*Problem to work on:* Images are not part of the copy; write out the rest of the data exactly as given.
╭─ Given records
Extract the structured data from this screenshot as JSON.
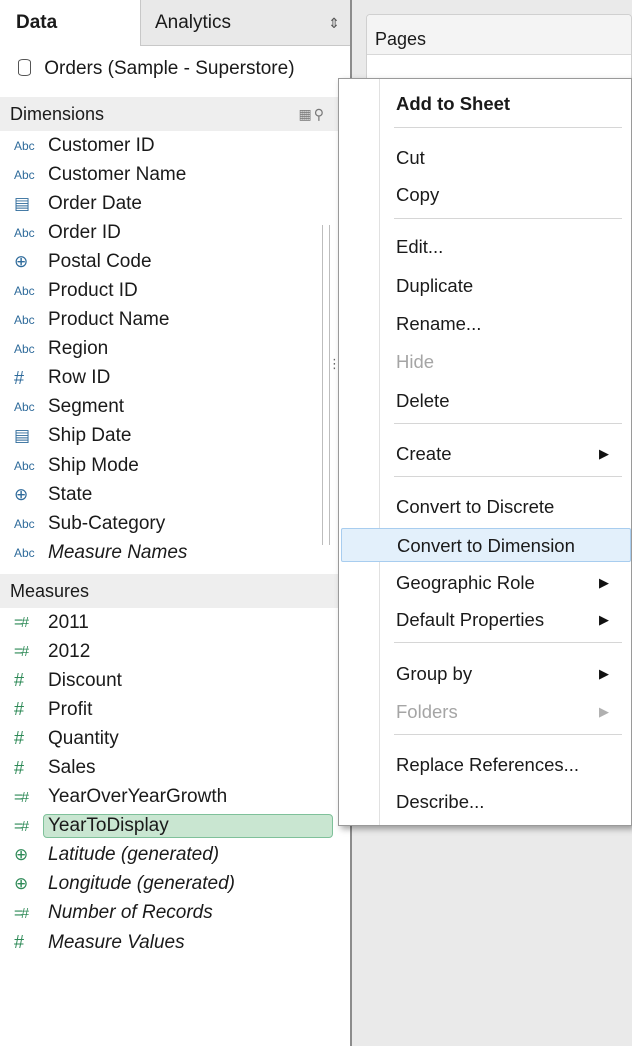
{
  "tabs": {
    "data": "Data",
    "analytics": "Analytics"
  },
  "datasource": "Orders (Sample - Superstore)",
  "dimensions": {
    "title": "Dimensions",
    "fields": [
      {
        "type": "Abc",
        "name": "Customer ID"
      },
      {
        "type": "Abc",
        "name": "Customer Name"
      },
      {
        "type": "calendar",
        "name": "Order Date"
      },
      {
        "type": "Abc",
        "name": "Order ID"
      },
      {
        "type": "globe",
        "name": "Postal Code"
      },
      {
        "type": "Abc",
        "name": "Product ID"
      },
      {
        "type": "Abc",
        "name": "Product Name"
      },
      {
        "type": "Abc",
        "name": "Region"
      },
      {
        "type": "#",
        "name": "Row ID"
      },
      {
        "type": "Abc",
        "name": "Segment"
      },
      {
        "type": "calendar",
        "name": "Ship Date"
      },
      {
        "type": "Abc",
        "name": "Ship Mode"
      },
      {
        "type": "globe",
        "name": "State"
      },
      {
        "type": "Abc",
        "name": "Sub-Category"
      },
      {
        "type": "Abc",
        "name": "Measure Names"
      }
    ]
  },
  "measures": {
    "title": "Measures",
    "fields": [
      {
        "type": "=#",
        "name": "2011"
      },
      {
        "type": "=#",
        "name": "2012"
      },
      {
        "type": "#",
        "name": "Discount"
      },
      {
        "type": "#",
        "name": "Profit"
      },
      {
        "type": "#",
        "name": "Quantity"
      },
      {
        "type": "#",
        "name": "Sales"
      },
      {
        "type": "=#",
        "name": "YearOverYearGrowth"
      },
      {
        "type": "=#",
        "name": "YearToDisplay"
      },
      {
        "type": "globe",
        "name": "Latitude (generated)"
      },
      {
        "type": "globe",
        "name": "Longitude (generated)"
      },
      {
        "type": "=#",
        "name": "Number of Records"
      },
      {
        "type": "#",
        "name": "Measure Values"
      }
    ]
  },
  "pages_title": "Pages",
  "menu": {
    "add_to_sheet": "Add to Sheet",
    "cut": "Cut",
    "copy": "Copy",
    "edit": "Edit...",
    "duplicate": "Duplicate",
    "rename": "Rename...",
    "hide": "Hide",
    "delete": "Delete",
    "create": "Create",
    "convert_discrete": "Convert to Discrete",
    "convert_dimension": "Convert to Dimension",
    "geographic_role": "Geographic Role",
    "default_properties": "Default Properties",
    "group_by": "Group by",
    "folders": "Folders",
    "replace_references": "Replace References...",
    "describe": "Describe..."
  },
  "colors": {
    "selected_field_bg": "#c9e6d1",
    "menu_hover_bg": "#e3f0fb",
    "dimension_icon": "#2f6b9b",
    "measure_icon": "#2e8a57"
  }
}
╰─
*Output below:*
Extract the structured data from this screenshot as JSON.
{
  "tabs": {
    "data": "Data",
    "analytics": "Analytics"
  },
  "datasource": "Orders (Sample - Superstore)",
  "dimensions": {
    "title": "Dimensions",
    "fields": [
      {
        "type": "Abc",
        "name": "Customer ID"
      },
      {
        "type": "Abc",
        "name": "Customer Name"
      },
      {
        "type": "calendar",
        "name": "Order Date"
      },
      {
        "type": "Abc",
        "name": "Order ID"
      },
      {
        "type": "globe",
        "name": "Postal Code"
      },
      {
        "type": "Abc",
        "name": "Product ID"
      },
      {
        "type": "Abc",
        "name": "Product Name"
      },
      {
        "type": "Abc",
        "name": "Region"
      },
      {
        "type": "#",
        "name": "Row ID"
      },
      {
        "type": "Abc",
        "name": "Segment"
      },
      {
        "type": "calendar",
        "name": "Ship Date"
      },
      {
        "type": "Abc",
        "name": "Ship Mode"
      },
      {
        "type": "globe",
        "name": "State"
      },
      {
        "type": "Abc",
        "name": "Sub-Category"
      },
      {
        "type": "Abc",
        "name": "Measure Names"
      }
    ]
  },
  "measures": {
    "title": "Measures",
    "fields": [
      {
        "type": "=#",
        "name": "2011"
      },
      {
        "type": "=#",
        "name": "2012"
      },
      {
        "type": "#",
        "name": "Discount"
      },
      {
        "type": "#",
        "name": "Profit"
      },
      {
        "type": "#",
        "name": "Quantity"
      },
      {
        "type": "#",
        "name": "Sales"
      },
      {
        "type": "=#",
        "name": "YearOverYearGrowth"
      },
      {
        "type": "=#",
        "name": "YearToDisplay"
      },
      {
        "type": "globe",
        "name": "Latitude (generated)"
      },
      {
        "type": "globe",
        "name": "Longitude (generated)"
      },
      {
        "type": "=#",
        "name": "Number of Records"
      },
      {
        "type": "#",
        "name": "Measure Values"
      }
    ]
  },
  "pages_title": "Pages",
  "menu": {
    "add_to_sheet": "Add to Sheet",
    "cut": "Cut",
    "copy": "Copy",
    "edit": "Edit...",
    "duplicate": "Duplicate",
    "rename": "Rename...",
    "hide": "Hide",
    "delete": "Delete",
    "create": "Create",
    "convert_discrete": "Convert to Discrete",
    "convert_dimension": "Convert to Dimension",
    "geographic_role": "Geographic Role",
    "default_properties": "Default Properties",
    "group_by": "Group by",
    "folders": "Folders",
    "replace_references": "Replace References...",
    "describe": "Describe..."
  },
  "colors": {
    "selected_field_bg": "#c9e6d1",
    "menu_hover_bg": "#e3f0fb",
    "dimension_icon": "#2f6b9b",
    "measure_icon": "#2e8a57"
  }
}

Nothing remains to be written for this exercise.